Vorliegender Text:
::::

Der Zeitpunkt, ab dem Künstliche Intelligenzen sich selbst sublimieren können, nennt sich in der Futurologie technologische Singularität. Baut der Mensch Maschinen mit übermenschlicher Intelligenz, werden diese auch im Erschaffen noch intelligenterer Maschinen fähiger sein als wir – die Maschinen der Maschinen könnten wiederrum noch bessere Maschinen herstellen bzw. sich gekonnter selbstverbessern usw. Es entsteht ein Effekt der positiven Rückkopplung und infolgedessen wird der technische Fortschritt rasend – oder gar exponentiell – voranschreiten. Und vor allem wird nach diesem irreversiblen Momentum der Weltgeschichte alles ohne menschliches Zutun, d.h. unweigerlich passieren. Gegeben, dass die Trans- und Posthumanisten mit ihrer Theorie Recht behalten, wäre nach der technologischen Singularität also auch das Schicksal der Menschheit nicht mehr vorhersagbar.
Urheber: Jamie Zawinski
Terminator, Matrix, I Robot, Space Odysee – etliche Filme spielen mit der Vorstellung einer postsingulären Zeit: Roboter oder Algorithmen werden übermächtig und bedrohen die Existenzgrundlage der Menschheit. Der Futurist und Autor James Barrat warnt in seinem Buch „Our Final Invention“ sogar, künstliche Intelligenzen könnten eine Überlebensstrategie entwickeln und ihre Erfinder solange über den Grad ihrer Entwicklung hinwegtäuschen, bis sie ihnen überlegen sind und sie dann unterjochen.
"Innerhalb von 30 Jahren werden wir die technischen Mittel haben,
eine übermenschliche Intelligenz zu schaffen.
Kurze Zeit später wird die Ära der Menschen zu Ende gehen."
Vernor Vinge
Auch der amerikanische Science-Fiction Autor Vernor Vinge gehört nicht unbedingt zu den optimistischen seiner Sorte. Wenn es nach ihm geht, steuern wir mit der Erschaffung echter KI direkt auf eine technologische Singularität und damit – früher oder später – auf unseren eigenen Untergang zu. Ähnlich schwarz sieht das auch der britische Astrophysiker Stephen Hawking, der uns vorrechnet, dass selbst wenn der Mensch sich gentechnisch und eugenisch zweckoptimiert, er durchschnittlich bestenfalls 18 Jahre braucht, um eine seiner Leistungen deutlich zu verbessern, die Rechenleistung von Computern sich aber alle 18 Monate verdoppelt.
"Erfolg bei der Erzeugung künstlicher Intelligenz wäre
das bedeutendste Ereignis in der Geschichte des Menschen
- unglücklicherweise könnte es auch das letzte sein."
Stephen Hawking
Hawking argumentiert im Sinne der These der Intelligenzexplosion: Jedes Jahr übertrumpfen Computer menschliche Fähigkeiten auf neue Weisen. Nur in Sachen Intelligenz, also der Fähigkeit durch mentale Anstrengungen unbekannte Problemstellungen zu bewältigen, hinkt der Computer dem Menschen noch hinterher. Er ist großartig darin, Befehle durchzuführen, seine Großartigkeit hört jedoch auf, wenn er selbstständig Lösungswege finden muss.

::::

Bildlayout-Annotationen:
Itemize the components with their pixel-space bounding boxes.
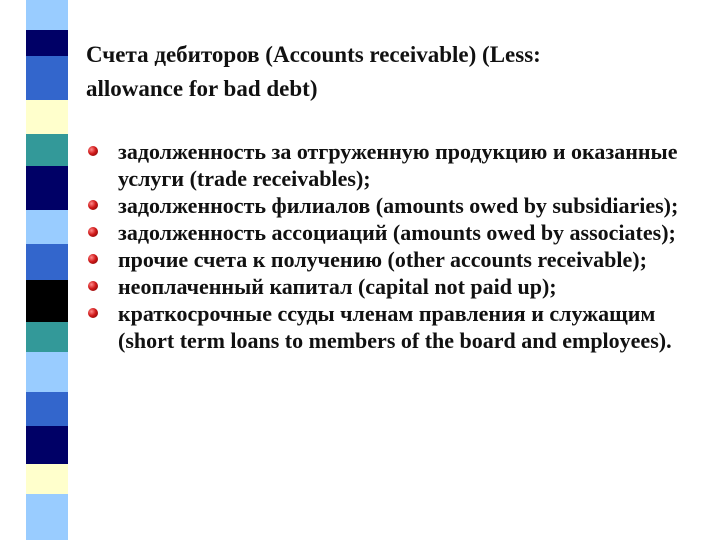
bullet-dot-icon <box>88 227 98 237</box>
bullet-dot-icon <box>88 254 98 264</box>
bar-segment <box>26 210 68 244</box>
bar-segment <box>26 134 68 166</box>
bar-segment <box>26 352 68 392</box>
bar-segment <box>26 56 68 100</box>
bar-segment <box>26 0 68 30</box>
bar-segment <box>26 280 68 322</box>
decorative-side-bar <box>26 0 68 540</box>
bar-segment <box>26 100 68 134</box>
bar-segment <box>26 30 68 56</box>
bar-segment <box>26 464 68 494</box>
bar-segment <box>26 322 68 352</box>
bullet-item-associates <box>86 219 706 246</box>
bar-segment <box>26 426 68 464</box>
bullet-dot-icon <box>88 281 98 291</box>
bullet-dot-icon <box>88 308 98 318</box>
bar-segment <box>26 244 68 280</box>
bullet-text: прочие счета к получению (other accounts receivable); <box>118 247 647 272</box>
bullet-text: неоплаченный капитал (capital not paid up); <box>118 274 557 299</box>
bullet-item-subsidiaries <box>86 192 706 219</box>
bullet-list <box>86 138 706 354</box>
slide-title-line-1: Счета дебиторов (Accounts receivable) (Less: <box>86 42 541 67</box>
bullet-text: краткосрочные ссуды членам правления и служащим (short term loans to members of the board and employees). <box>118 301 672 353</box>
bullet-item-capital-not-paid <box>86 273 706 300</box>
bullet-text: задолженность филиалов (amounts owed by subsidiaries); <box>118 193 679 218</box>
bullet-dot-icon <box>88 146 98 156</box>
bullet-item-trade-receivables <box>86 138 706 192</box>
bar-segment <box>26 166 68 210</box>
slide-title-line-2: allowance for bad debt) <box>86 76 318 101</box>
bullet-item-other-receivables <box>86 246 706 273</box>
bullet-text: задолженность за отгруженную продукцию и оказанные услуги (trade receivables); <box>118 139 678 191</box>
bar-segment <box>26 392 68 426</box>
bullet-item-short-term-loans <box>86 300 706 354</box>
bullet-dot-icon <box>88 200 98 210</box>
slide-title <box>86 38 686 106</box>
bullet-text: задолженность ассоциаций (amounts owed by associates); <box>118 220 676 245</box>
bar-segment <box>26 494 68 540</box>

::::

Gestellte Aufgabe 1: Ersetze im Text zur technologischen Singularität im Abschnitt von "Urheber: Jamie Zawinski" bis einschließlich "sie dann unterjochen." das Wort "Roboter" durch "Maschinen" und gib den Abschnitt so wieder.
Gestellte Aufgabe 2:
Prüfe, ob die folgenden Aussagen mit dem Text zur technologischen Singularität übereinstimmen. Beantworte jede mit Ja oder Nein und belege die Antwort mit den entscheidenden Worten des Textes im genauen Wortlaut.
(a) Nach Hawkings Rechnung verdoppelt sich die Rechenleistung von Computern alle 18 Monate.
(b) Vernor Vinge wird als britischer Astrophysiker vorgestellt.
(c) In Sachen Intelligenz ist der Computer dem Menschen bereits überlegen.
Gestellte Aufgabe 3: Führe den Text zur technologischen Singularität im Anschluss an seinen letzten Satz weiter.

Ergebnis 1:
Urheber: Jamie Zawinski
Terminator, Matrix, I Robot, Space Odysee – etliche Filme spielen mit der Vorstellung einer postsingulären Zeit: Maschinen oder Algorithmen werden übermächtig und bedrohen die Existenzgrundlage der Menschheit. Der Futurist und Autor James Barrat warnt in seinem Buch „Our Final Invention“ sogar, künstliche Intelligenzen könnten eine Überlebensstrategie entwickeln und ihre Erfinder solange über den Grad ihrer Entwicklung hinwegtäuschen, bis sie ihnen überlegen sind und sie dann unterjochen.

Ergebnis 2:
(a) Ja – „die Rechenleistung von Computern sich aber alle 18 Monate verdoppelt“
(b) Nein – „der amerikanische Science-Fiction Autor Vernor Vinge“
(c) Nein – „Nur in Sachen Intelligenz, also der Fähigkeit durch mentale Anstrengungen unbekannte Problemstellungen zu bewältigen, hinkt der Computer dem Menschen noch hinterher.“

Ergebnis 3:
Doch die Ressourcen, die das KI-Design unterstützten (maschinelle Hardware, KI-Theorie für die Software, kleine Träger mit riesigem Datensatzvolumen und neurowissenschaftliche Erkenntnisse), nehmen zu. Erheblich schneller, und das ist der Knackpunkt, als die menschliche Intelligenz. Eines Tages wird die Technologische Singularität erreicht sein und ultraintelligente Maschinen existieren, die die intellektuellen Leistungen jedes Menschen bei weitem übertreffen. Das Entwickeln künstlicher Intelligenzen sei eine dieser intellektuellen Leistungen, weshalb ultraintelligente umso intelligentere Maschinen konstruieren können, welche dann nochmal intelligentere Maschinen erfinden etc. – es käme zu einer Intelligenzexplosion. Infolge einer solchen Explosion künstlicher Intelligenzen wird die menschliche Intelligenz, die sich wenn dann nur temporär-linear sublimiert, rasch weit hinter der künstlichen zurückfallen.
Was danach passiert, kann niemand wissen. Vernor Vinge beschreibt das Auftreten der ersten ultraintelligenten Maschinen als einen Ereignishorizont, hinter dem die Zukunft nicht mehr modellierbar ist. Bisher entsprangen gesellschaftliche und technische Veränderungen der menschlichen Psyche, wie aber überintelligente- und intelligente Maschinen „ticken“ ist gegenwärtig nicht absehbar. Futurologen können demgemäß nur bis zur technologischen Singularität denken, weiter nicht.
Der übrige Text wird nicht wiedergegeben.